Exercise inputs:
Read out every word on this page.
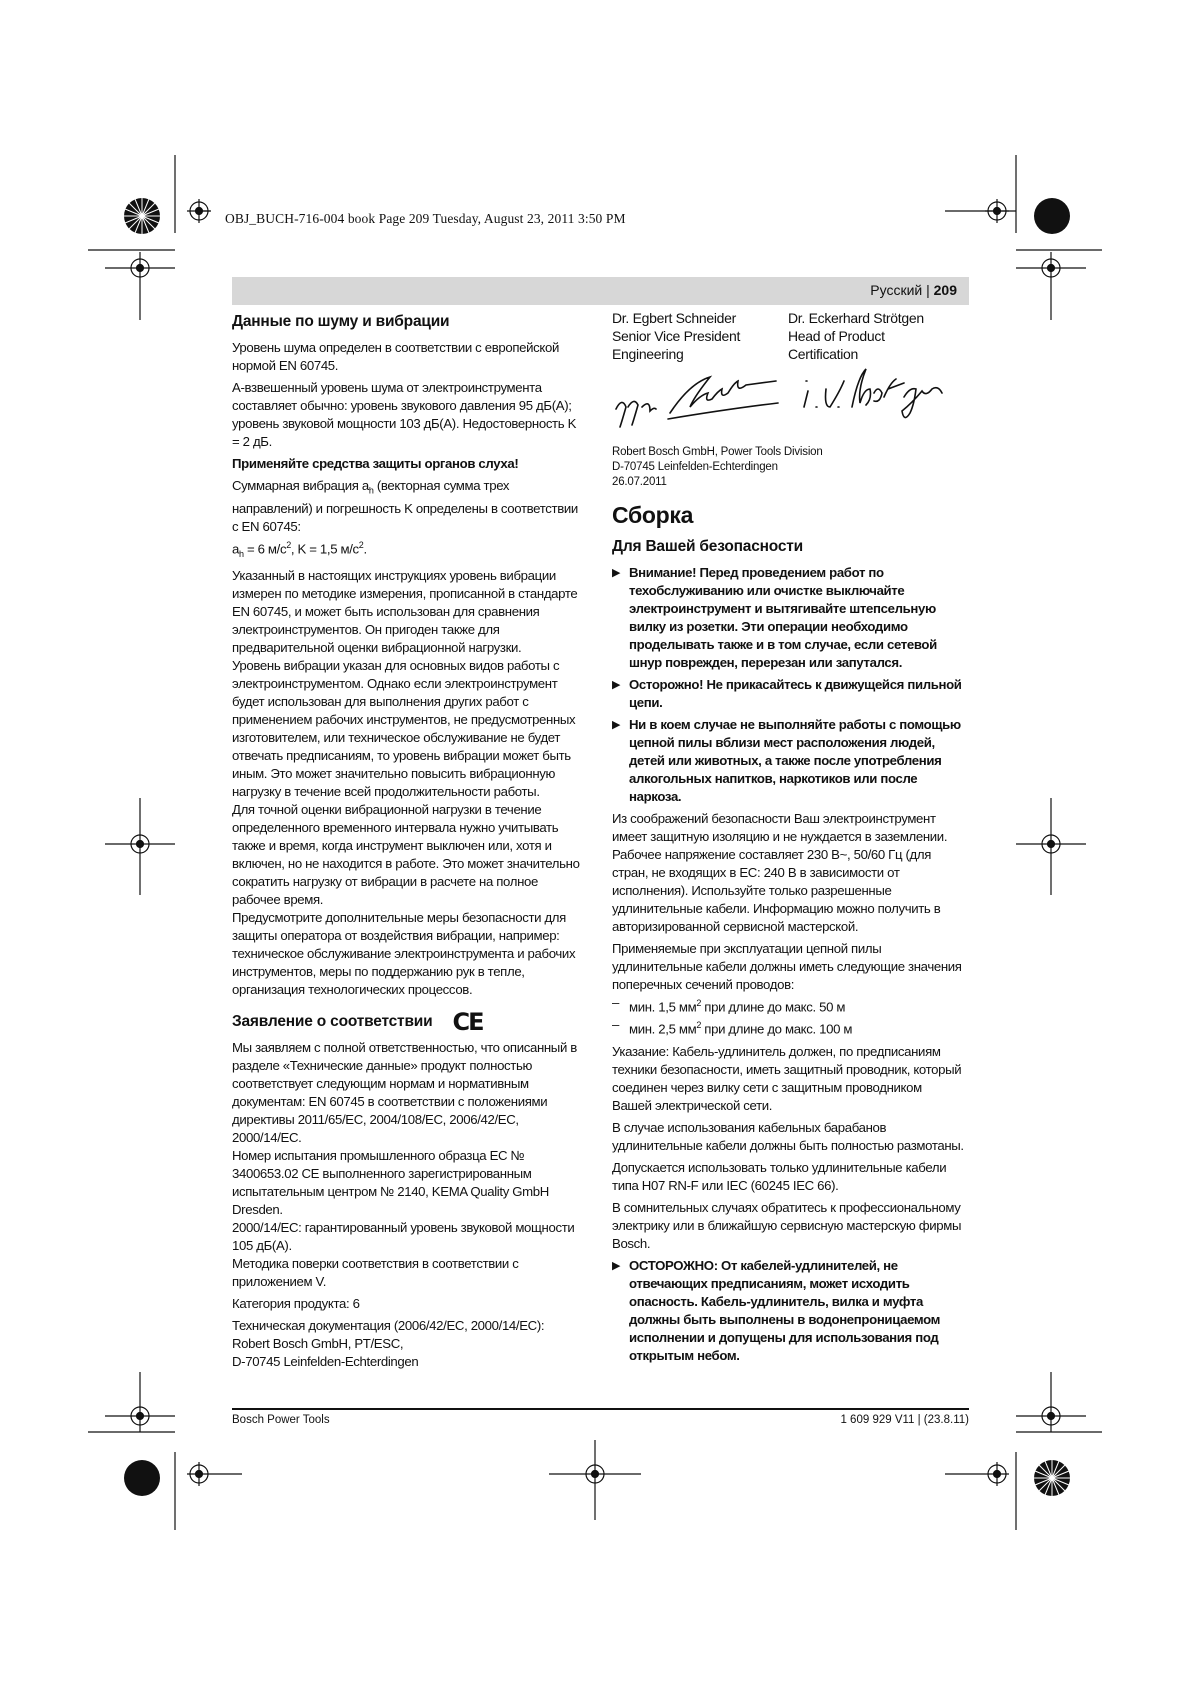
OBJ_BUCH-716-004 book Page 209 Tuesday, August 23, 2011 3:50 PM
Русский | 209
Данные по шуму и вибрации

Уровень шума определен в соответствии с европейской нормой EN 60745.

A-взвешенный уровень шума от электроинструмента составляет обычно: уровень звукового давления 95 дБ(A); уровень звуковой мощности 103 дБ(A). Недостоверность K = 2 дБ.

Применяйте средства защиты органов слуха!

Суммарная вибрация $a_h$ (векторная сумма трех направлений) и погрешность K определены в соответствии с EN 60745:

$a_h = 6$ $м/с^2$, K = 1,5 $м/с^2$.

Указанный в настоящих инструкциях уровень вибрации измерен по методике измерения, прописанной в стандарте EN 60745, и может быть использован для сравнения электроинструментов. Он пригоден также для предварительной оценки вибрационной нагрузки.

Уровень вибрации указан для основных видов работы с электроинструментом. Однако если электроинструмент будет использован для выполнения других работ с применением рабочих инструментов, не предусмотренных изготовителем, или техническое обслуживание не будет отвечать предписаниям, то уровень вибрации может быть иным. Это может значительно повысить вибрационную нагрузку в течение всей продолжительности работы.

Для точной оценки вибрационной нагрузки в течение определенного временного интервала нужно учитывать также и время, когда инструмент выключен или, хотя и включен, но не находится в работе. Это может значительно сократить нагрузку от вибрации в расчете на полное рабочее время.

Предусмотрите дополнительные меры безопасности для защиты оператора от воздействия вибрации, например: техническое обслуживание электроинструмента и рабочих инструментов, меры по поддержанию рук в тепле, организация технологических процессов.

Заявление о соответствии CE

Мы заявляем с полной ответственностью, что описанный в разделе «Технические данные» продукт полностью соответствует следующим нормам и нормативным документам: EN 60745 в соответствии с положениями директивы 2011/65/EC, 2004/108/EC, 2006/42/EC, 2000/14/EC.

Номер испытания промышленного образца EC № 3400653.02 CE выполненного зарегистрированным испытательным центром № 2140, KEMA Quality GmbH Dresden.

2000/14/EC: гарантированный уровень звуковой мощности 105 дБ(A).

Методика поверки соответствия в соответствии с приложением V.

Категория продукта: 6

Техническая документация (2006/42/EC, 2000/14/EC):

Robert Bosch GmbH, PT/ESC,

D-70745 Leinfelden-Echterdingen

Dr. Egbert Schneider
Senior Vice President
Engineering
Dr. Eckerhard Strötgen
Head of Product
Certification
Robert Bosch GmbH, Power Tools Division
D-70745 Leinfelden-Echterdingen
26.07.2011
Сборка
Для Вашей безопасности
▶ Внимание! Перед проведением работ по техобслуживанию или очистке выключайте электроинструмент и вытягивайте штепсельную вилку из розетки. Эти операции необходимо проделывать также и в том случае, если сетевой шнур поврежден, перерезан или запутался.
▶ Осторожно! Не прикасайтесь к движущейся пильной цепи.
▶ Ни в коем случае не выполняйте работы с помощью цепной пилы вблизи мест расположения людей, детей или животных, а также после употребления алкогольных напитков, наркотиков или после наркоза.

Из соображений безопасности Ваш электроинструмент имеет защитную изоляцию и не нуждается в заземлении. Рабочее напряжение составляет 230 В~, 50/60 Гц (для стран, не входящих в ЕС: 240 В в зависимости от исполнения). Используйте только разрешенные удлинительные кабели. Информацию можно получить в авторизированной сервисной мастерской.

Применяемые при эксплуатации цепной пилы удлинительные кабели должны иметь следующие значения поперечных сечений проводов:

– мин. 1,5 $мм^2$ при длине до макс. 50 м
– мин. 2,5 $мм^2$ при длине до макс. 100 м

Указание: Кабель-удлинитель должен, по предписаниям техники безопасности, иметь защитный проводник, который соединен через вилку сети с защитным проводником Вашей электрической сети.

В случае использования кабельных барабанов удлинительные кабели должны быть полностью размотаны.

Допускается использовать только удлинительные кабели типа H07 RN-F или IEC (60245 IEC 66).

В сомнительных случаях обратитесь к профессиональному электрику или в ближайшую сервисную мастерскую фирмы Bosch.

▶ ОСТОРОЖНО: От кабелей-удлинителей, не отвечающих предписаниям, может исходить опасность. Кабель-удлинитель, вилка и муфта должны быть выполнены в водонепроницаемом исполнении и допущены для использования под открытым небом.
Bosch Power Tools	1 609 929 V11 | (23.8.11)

Task requirements: Only the count is needed: the number of lines in the data that include the word "звуковой".

Exercise response: 2